Each entry below should be written out exactly as it is, with no pictures.
[start of Available data]
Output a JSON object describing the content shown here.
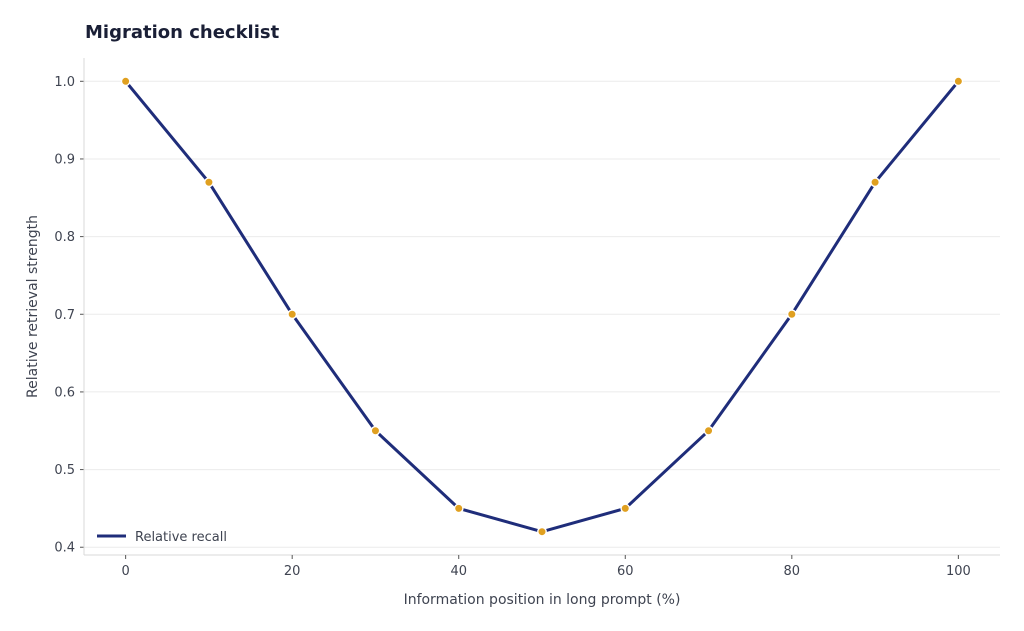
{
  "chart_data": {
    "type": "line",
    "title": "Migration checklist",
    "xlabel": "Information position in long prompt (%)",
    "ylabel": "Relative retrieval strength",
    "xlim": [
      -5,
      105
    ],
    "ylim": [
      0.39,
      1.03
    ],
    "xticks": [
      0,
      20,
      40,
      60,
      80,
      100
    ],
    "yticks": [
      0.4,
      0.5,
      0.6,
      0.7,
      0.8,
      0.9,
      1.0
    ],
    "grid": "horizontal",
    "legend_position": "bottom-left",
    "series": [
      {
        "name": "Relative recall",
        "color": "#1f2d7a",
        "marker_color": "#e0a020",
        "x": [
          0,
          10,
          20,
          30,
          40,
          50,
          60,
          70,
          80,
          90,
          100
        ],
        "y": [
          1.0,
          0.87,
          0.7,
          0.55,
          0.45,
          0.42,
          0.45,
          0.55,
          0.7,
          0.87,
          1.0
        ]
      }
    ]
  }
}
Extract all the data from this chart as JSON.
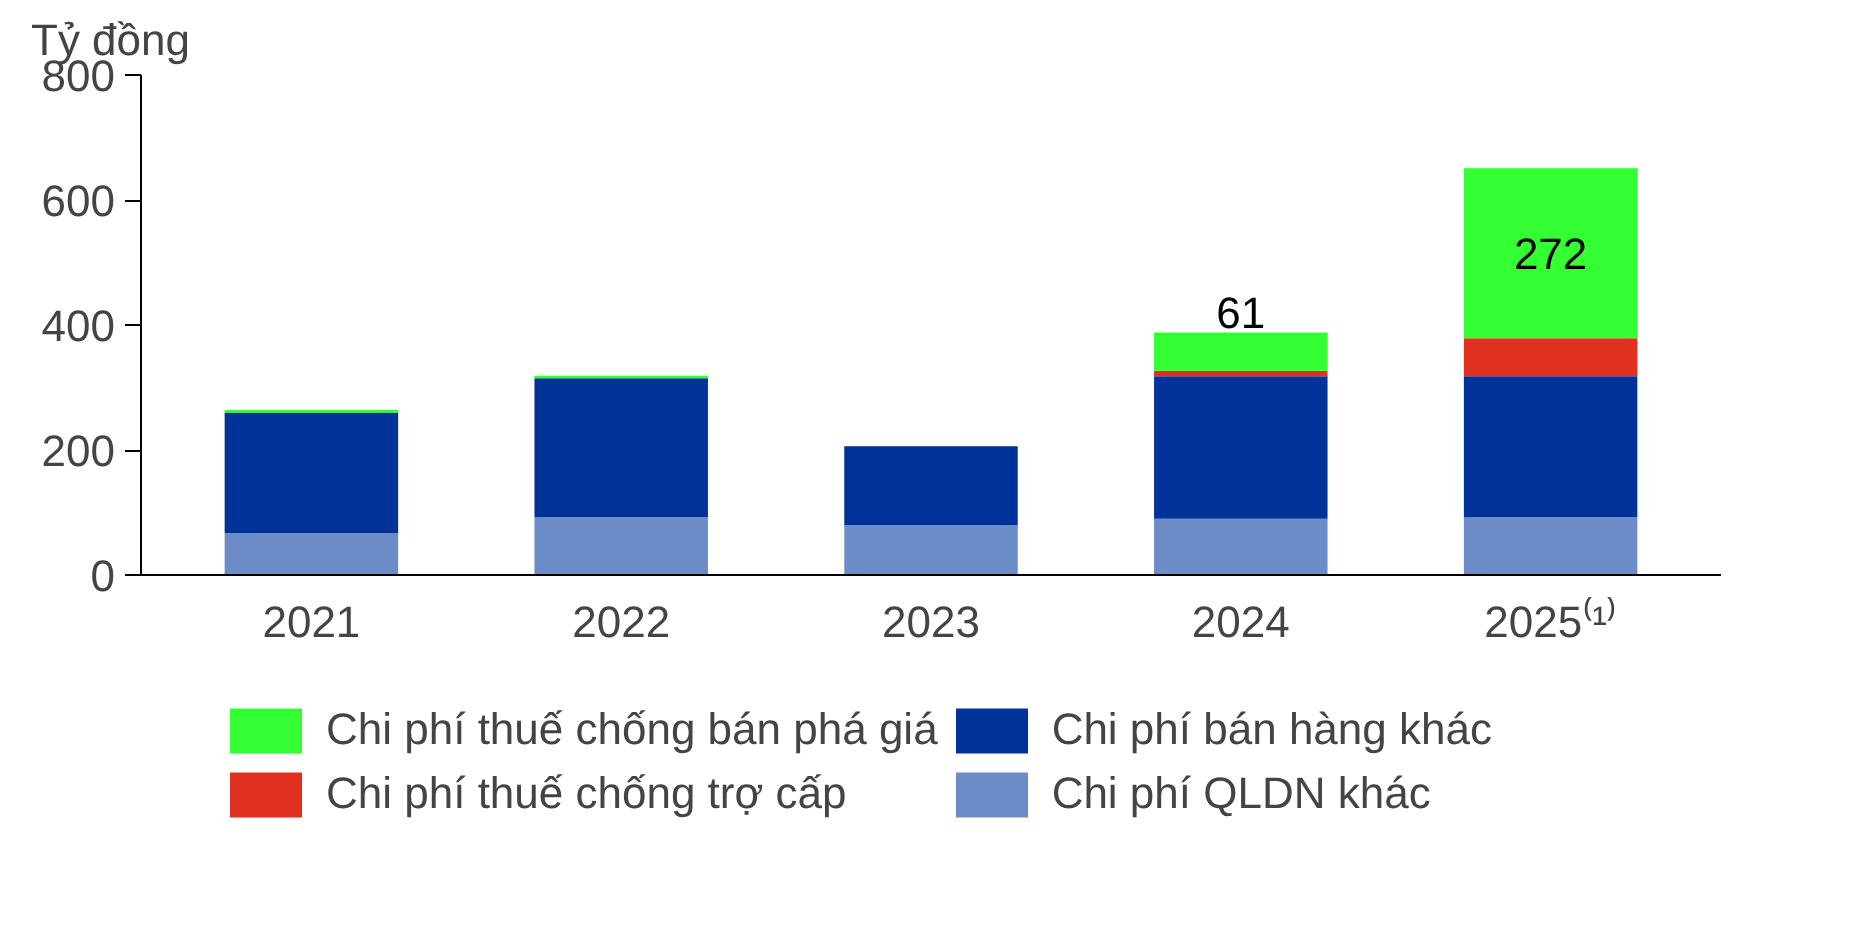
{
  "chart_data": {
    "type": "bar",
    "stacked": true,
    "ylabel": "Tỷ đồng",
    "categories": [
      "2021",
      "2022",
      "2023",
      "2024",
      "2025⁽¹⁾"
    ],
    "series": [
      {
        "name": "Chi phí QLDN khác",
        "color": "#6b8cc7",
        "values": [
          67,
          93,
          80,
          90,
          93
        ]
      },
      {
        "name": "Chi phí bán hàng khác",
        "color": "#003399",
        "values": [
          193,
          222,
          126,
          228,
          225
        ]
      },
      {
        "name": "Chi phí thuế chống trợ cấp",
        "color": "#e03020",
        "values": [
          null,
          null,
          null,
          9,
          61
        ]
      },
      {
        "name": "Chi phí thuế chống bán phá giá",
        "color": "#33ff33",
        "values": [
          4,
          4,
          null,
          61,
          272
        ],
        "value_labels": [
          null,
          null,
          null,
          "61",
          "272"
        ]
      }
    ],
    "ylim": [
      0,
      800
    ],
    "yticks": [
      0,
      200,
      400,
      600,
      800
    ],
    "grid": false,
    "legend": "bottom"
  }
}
[end of Available data]
> **The response**:
Output a JSON object describing the content shown here.
{
  "chart_data": {
    "type": "line",
    "title": "Migration checklist",
    "xlabel": "Information position in long prompt (%)",
    "ylabel": "Relative retrieval strength",
    "xlim": [
      -5,
      105
    ],
    "ylim": [
      0.39,
      1.03
    ],
    "xticks": [
      0,
      20,
      40,
      60,
      80,
      100
    ],
    "yticks": [
      0.4,
      0.5,
      0.6,
      0.7,
      0.8,
      0.9,
      1.0
    ],
    "grid": "horizontal",
    "legend_position": "bottom-left",
    "series": [
      {
        "name": "Relative recall",
        "color": "#1f2d7a",
        "marker_color": "#e0a020",
        "x": [
          0,
          10,
          20,
          30,
          40,
          50,
          60,
          70,
          80,
          90,
          100
        ],
        "y": [
          1.0,
          0.87,
          0.7,
          0.55,
          0.45,
          0.42,
          0.45,
          0.55,
          0.7,
          0.87,
          1.0
        ]
      }
    ]
  }
}
Extract all the data from this chart as JSON.
{
  "chart_data": {
    "type": "bar",
    "stacked": true,
    "ylabel": "Tỷ đồng",
    "categories": [
      "2021",
      "2022",
      "2023",
      "2024",
      "2025⁽¹⁾"
    ],
    "series": [
      {
        "name": "Chi phí QLDN khác",
        "color": "#6b8cc7",
        "values": [
          67,
          93,
          80,
          90,
          93
        ]
      },
      {
        "name": "Chi phí bán hàng khác",
        "color": "#003399",
        "values": [
          193,
          222,
          126,
          228,
          225
        ]
      },
      {
        "name": "Chi phí thuế chống trợ cấp",
        "color": "#e03020",
        "values": [
          null,
          null,
          null,
          9,
          61
        ]
      },
      {
        "name": "Chi phí thuế chống bán phá giá",
        "color": "#33ff33",
        "values": [
          4,
          4,
          null,
          61,
          272
        ],
        "value_labels": [
          null,
          null,
          null,
          "61",
          "272"
        ]
      }
    ],
    "ylim": [
      0,
      800
    ],
    "yticks": [
      0,
      200,
      400,
      600,
      800
    ],
    "grid": false,
    "legend": "bottom"
  }
}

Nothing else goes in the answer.